Instruction
Extract every line below, verbatim.

Data shown
[start]

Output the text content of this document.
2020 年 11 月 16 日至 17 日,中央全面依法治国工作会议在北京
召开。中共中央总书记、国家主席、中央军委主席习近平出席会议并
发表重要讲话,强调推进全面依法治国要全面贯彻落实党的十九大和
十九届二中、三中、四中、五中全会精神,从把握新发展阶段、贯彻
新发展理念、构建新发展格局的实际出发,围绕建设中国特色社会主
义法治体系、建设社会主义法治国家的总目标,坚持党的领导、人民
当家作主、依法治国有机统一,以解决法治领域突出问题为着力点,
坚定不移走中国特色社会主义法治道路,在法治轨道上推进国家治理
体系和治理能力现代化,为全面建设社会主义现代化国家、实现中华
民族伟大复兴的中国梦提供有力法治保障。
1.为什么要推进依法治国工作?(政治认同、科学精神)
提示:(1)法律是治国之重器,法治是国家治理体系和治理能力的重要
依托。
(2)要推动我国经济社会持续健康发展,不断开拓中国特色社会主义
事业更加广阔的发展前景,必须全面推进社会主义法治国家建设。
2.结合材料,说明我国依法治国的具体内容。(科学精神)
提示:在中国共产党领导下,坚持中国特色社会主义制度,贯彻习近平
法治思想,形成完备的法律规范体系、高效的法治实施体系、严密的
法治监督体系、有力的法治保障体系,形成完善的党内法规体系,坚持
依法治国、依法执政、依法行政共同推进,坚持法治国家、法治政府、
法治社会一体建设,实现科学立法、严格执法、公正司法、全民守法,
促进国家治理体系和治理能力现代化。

[end]

Exercise result
Output the text content of this document.
2020 年 11 月 16 日至 17 日,中央全面依法治国工作会议在北京
召开。中共中央总书记、国家主席、中央军委主席习近平出席会议并
发表重要讲话,强调推进全面依法治国要全面贯彻落实党的十九大和
十九届二中、三中、四中、五中全会精神,从把握新发展阶段、贯彻
新发展理念、构建新发展格局的实际出发,围绕建设中国特色社会主
义法治体系、建设社会主义法治国家的总目标,坚持党的领导、人民
当家作主、依法治国有机统一,以解决法治领域突出问题为着力点,
坚定不移走中国特色社会主义法治道路,在法治轨道上推进国家治理
体系和治理能力现代化,为全面建设社会主义现代化国家、实现中华
民族伟大复兴的中国梦提供有力法治保障。
1.为什么要推进依法治国工作?(政治认同、科学精神)
提示:(1)法律是治国之重器,法治是国家治理体系和治理能力的重要
依托。
(2)要推动我国经济社会持续健康发展,不断开拓中国特色社会主义
事业更加广阔的发展前景,必须全面推进社会主义法治国家建设。
2.结合材料,说明我国依法治国的具体内容。(科学精神)
提示:在中国共产党领导下,坚持中国特色社会主义制度,贯彻习近平
法治思想,形成完备的法律规范体系、高效的法治实施体系、严密的
法治监督体系、有力的法治保障体系,形成完善的党内法规体系,坚持
依法治国、依法执政、依法行政共同推进,坚持法治国家、法治政府、
法治社会一体建设,实现科学立法、严格执法、公正司法、全民守法,
促进国家治理体系和治理能力现代化。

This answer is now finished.